_INSTRUCTION_.
Using the material below, copy every line where "volchg" appears.

_TASK INPUTS_.
————————
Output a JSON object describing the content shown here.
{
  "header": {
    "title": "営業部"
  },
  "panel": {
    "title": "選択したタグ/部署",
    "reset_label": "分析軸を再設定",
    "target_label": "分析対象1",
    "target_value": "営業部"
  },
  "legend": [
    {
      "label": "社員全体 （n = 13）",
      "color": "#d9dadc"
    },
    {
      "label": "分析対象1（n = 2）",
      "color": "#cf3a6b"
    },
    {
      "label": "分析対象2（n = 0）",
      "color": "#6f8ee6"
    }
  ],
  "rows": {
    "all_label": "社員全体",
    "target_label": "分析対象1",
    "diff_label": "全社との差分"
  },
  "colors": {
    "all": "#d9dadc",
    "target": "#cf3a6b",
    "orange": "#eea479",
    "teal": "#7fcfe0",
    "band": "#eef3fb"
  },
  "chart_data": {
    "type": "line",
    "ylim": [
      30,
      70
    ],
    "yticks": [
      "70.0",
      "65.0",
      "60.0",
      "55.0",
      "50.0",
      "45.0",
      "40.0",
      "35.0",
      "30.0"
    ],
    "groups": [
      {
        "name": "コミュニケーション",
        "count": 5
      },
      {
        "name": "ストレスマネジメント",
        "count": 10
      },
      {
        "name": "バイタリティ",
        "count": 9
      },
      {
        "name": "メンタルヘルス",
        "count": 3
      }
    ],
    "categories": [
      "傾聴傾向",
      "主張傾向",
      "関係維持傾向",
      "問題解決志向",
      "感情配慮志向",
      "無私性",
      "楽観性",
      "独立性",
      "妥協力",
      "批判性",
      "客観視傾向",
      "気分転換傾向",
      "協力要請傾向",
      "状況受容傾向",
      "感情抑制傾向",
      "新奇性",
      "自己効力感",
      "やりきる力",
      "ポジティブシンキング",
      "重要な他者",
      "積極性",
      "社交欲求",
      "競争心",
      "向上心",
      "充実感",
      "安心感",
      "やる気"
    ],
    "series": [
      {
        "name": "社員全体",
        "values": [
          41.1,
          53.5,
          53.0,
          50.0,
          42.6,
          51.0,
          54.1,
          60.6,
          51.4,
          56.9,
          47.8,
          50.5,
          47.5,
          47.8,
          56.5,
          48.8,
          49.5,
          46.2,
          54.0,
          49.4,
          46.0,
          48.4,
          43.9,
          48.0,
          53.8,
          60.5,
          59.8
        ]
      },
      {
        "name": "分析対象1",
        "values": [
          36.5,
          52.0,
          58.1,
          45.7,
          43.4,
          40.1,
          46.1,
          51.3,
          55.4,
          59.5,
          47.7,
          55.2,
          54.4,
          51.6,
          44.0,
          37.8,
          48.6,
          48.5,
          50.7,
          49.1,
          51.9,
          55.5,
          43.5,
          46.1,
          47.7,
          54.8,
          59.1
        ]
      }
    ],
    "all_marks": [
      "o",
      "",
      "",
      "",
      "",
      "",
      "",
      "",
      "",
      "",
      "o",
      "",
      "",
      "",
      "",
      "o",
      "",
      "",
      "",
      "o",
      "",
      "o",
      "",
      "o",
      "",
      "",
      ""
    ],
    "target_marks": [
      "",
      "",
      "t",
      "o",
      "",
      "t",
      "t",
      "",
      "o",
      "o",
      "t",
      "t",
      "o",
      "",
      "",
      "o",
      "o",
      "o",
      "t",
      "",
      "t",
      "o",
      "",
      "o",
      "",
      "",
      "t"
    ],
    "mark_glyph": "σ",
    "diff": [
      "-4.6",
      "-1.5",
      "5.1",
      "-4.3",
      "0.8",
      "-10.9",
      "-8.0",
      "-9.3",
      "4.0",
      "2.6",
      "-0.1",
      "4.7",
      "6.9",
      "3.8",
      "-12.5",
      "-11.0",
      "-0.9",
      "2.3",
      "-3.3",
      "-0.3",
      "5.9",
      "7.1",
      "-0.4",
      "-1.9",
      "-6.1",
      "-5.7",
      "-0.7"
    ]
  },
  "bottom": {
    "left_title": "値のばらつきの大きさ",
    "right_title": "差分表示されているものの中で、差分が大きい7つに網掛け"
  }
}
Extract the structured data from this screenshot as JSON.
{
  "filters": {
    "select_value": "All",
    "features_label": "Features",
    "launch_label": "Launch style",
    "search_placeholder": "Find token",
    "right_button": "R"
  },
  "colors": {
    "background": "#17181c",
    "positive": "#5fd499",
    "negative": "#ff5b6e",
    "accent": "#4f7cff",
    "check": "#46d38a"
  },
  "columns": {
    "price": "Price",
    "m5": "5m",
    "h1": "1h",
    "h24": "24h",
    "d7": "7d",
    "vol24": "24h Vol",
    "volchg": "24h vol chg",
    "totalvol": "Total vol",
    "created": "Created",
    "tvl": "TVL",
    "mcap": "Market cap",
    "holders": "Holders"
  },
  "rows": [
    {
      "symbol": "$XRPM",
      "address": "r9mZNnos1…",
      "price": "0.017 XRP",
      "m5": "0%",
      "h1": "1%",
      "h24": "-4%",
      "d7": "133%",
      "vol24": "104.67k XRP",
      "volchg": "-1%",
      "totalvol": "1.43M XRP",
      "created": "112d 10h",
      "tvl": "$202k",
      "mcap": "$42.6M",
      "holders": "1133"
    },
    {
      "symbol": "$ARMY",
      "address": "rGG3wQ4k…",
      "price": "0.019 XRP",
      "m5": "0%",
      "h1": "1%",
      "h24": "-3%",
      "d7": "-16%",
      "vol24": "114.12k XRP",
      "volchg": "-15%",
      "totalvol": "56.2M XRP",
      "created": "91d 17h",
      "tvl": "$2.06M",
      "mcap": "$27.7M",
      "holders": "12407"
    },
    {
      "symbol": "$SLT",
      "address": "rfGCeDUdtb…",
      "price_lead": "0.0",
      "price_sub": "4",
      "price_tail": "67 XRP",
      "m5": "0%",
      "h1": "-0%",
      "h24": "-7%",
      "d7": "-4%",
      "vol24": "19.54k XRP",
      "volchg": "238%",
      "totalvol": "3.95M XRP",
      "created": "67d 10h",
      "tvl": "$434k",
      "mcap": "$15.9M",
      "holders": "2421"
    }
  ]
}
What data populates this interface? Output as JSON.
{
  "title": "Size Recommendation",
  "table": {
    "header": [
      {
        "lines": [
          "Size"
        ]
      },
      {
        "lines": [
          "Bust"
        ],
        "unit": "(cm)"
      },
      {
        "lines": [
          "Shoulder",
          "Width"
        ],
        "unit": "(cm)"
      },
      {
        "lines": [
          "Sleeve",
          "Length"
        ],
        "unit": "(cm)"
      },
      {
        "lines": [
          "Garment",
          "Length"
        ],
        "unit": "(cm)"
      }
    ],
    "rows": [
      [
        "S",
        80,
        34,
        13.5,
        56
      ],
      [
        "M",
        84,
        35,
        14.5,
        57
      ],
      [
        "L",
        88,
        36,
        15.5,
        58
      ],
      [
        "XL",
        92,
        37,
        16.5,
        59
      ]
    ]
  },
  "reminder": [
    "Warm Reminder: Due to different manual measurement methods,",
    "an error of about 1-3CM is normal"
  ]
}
————————
_THE OUTPUT_.
    "volchg": "24h vol chg",
      "volchg": "-1%",
      "volchg": "-15%",
      "volchg": "238%",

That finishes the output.